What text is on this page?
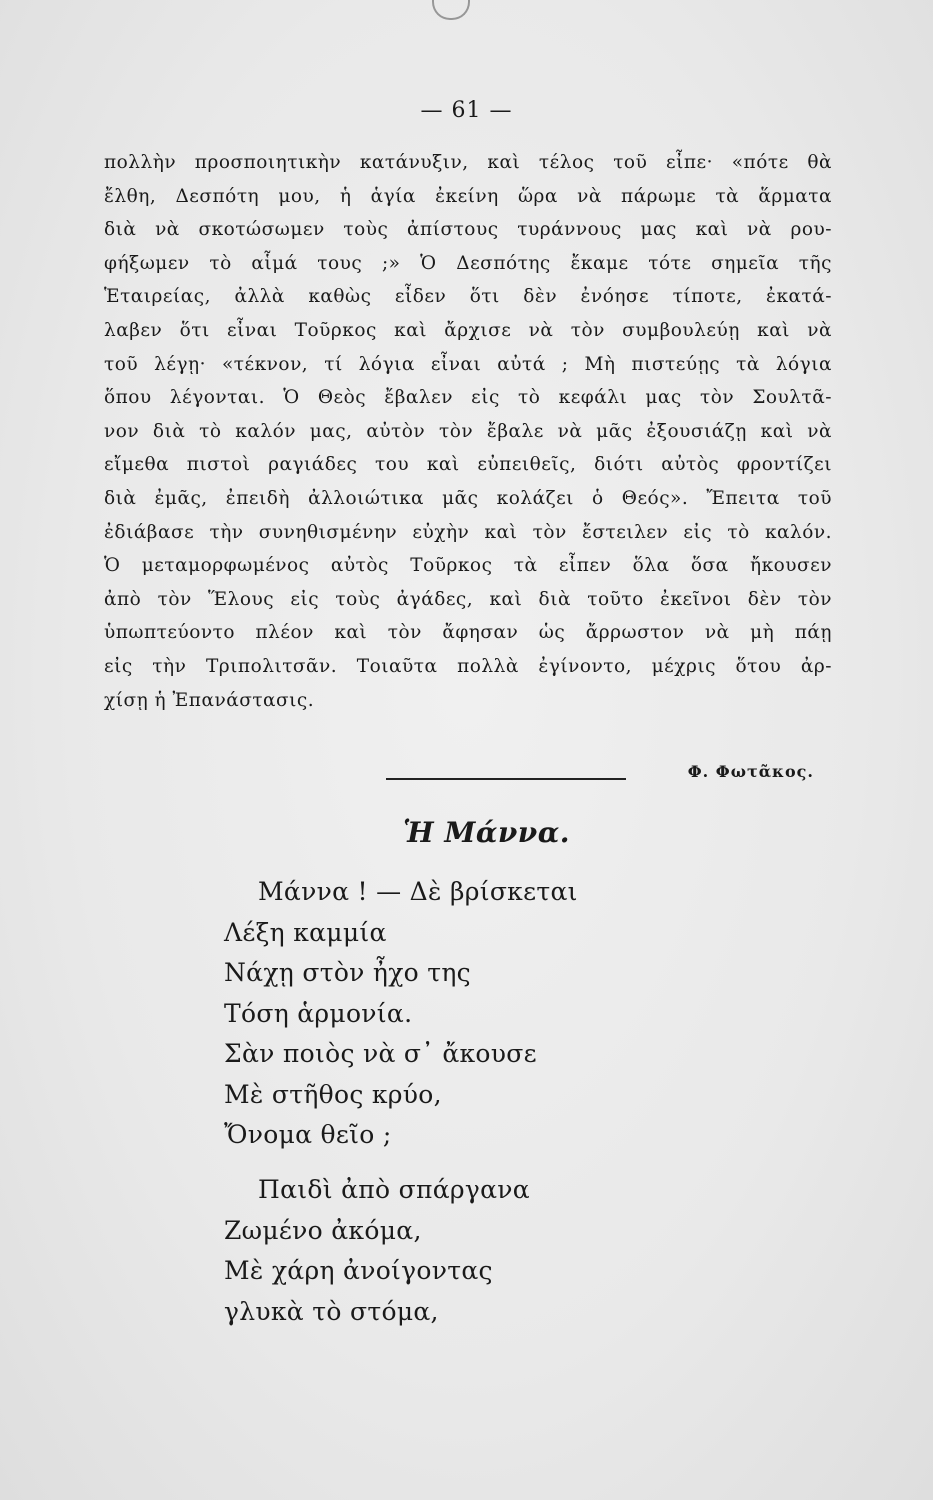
— 61 —
πολλὴν προσποιητικὴν κατάνυξιν, καὶ τέλος τοῦ εἶπε· «πότε θὰ
ἔλθη, Δεσπότη μου, ἡ ἁγία ἐκείνη ὥρα νὰ πάρωμε τὰ ἅρματα
διὰ νὰ σκοτώσωμεν τοὺς ἀπίστους τυράννους μας καὶ νὰ ρου-
φήξωμεν τὸ αἷμά τους ;» Ὁ Δεσπότης ἔκαμε τότε σημεῖα τῆς
Ἑταιρείας, ἀλλὰ καθὼς εἶδεν ὅτι δὲν ἐνόησε τίποτε, ἐκατά-
λαβεν ὅτι εἶναι Τοῦρκος καὶ ἄρχισε νὰ τὸν συμβουλεύῃ καὶ νὰ
τοῦ λέγῃ· «τέκνον, τί λόγια εἶναι αὐτά ; Μὴ πιστεύῃς τὰ λόγια
ὅπου λέγονται. Ὁ Θεὸς ἔβαλεν εἰς τὸ κεφάλι μας τὸν Σουλτᾶ-
νον διὰ τὸ καλόν μας, αὐτὸν τὸν ἔβαλε νὰ μᾶς ἐξουσιάζῃ καὶ νὰ
εἴμεθα πιστοὶ ραγιάδες του καὶ εὐπειθεῖς, διότι αὐτὸς φροντίζει
διὰ ἐμᾶς, ἐπειδὴ ἀλλοιώτικα μᾶς κολάζει ὁ Θεός». Ἔπειτα τοῦ
ἐδιάβασε τὴν συνηθισμένην εὐχὴν καὶ τὸν ἔστειλεν εἰς τὸ καλόν.
Ὁ μεταμορφωμένος αὐτὸς Τοῦρκος τὰ εἶπεν ὅλα ὅσα ἤκουσεν
ἀπὸ τὸν Ἕλους εἰς τοὺς ἀγάδες, καὶ διὰ τοῦτο ἐκεῖνοι δὲν τὸν
ὑπωπτεύοντο πλέον καὶ τὸν ἄφησαν ὡς ἄρρωστον νὰ μὴ πάῃ
εἰς τὴν Τριπολιτσᾶν. Τοιαῦτα πολλὰ ἐγίνοντο, μέχρις ὅτου ἀρ-
χίσῃ ἡ Ἐπανάστασις.
Φ. Φωτᾶκος.
Ἡ Μάννα.
Μάννα ! — Δὲ βρίσκεται
Λέξη καμμία
Νάχῃ στὸν ἦχο της
Τόση ἁρμονία.
Σὰν ποιὸς νὰ σ᾽ ἄκουσε
Μὲ στῆθος κρύο,
Ὄνομα θεῖο ;
Παιδὶ ἀπὸ σπάργανα
Ζωμένο ἀκόμα,
Μὲ χάρη ἀνοίγοντας
γλυκὰ τὸ στόμα,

→ GIVEN INSTRUCTION
Pick out each line that holds the string "αὐτὸς".

→ THE COMPLETED TASK
εἴμεθα πιστοὶ ραγιάδες του καὶ εὐπειθεῖς, διότι αὐτὸς φροντίζει
Ὁ μεταμορφωμένος αὐτὸς Τοῦρκος τὰ εἶπεν ὅλα ὅσα ἤκουσεν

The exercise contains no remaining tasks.